# [WHAT IS REQUIRED]
Restating every entry exactly is the whole task.

# [STORED DATA]
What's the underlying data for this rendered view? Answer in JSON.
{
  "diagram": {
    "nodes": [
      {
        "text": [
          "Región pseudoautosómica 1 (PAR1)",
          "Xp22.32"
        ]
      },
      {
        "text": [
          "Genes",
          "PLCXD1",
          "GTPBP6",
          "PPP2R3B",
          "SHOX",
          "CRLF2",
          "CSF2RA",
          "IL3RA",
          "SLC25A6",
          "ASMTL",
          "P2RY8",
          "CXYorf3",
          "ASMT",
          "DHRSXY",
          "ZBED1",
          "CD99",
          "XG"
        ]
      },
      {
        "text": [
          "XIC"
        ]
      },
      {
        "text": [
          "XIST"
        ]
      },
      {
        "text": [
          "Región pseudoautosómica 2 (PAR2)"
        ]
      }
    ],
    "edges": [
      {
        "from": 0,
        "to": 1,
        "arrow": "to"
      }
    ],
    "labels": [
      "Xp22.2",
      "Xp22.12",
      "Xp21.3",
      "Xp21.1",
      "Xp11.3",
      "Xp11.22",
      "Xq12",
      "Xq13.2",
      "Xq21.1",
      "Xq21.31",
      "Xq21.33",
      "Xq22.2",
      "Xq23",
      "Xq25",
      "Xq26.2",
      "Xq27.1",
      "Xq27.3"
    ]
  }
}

# [REPLY TO THE EXERCISE]
What's the underlying data for this rendered view? Answer in JSON.
{
  "diagram": {
    "nodes": [
      {
        "text": [
          "Región pseudoautosómica 1 (PAR1)",
          "Xp22.32"
        ]
      },
      {
        "text": [
          "Genes",
          "PLCXD1",
          "GTPBP6",
          "PPP2R3B",
          "SHOX",
          "CRLF2",
          "CSF2RA",
          "IL3RA",
          "SLC25A6",
          "ASMTL",
          "P2RY8",
          "CXYorf3",
          "ASMT",
          "DHRSXY",
          "ZBED1",
          "CD99",
          "XG"
        ]
      },
      {
        "text": [
          "XIC"
        ]
      },
      {
        "text": [
          "XIST"
        ]
      },
      {
        "text": [
          "Región pseudoautosómica 2 (PAR2)"
        ]
      }
    ],
    "edges": [
      {
        "from": 0,
        "to": 1,
        "arrow": "to"
      }
    ],
    "labels": [
      "Xp22.2",
      "Xp22.12",
      "Xp21.3",
      "Xp21.1",
      "Xp11.3",
      "Xp11.22",
      "Xq12",
      "Xq13.2",
      "Xq21.1",
      "Xq21.31",
      "Xq21.33",
      "Xq22.2",
      "Xq23",
      "Xq25",
      "Xq26.2",
      "Xq27.1",
      "Xq27.3"
    ]
  }
}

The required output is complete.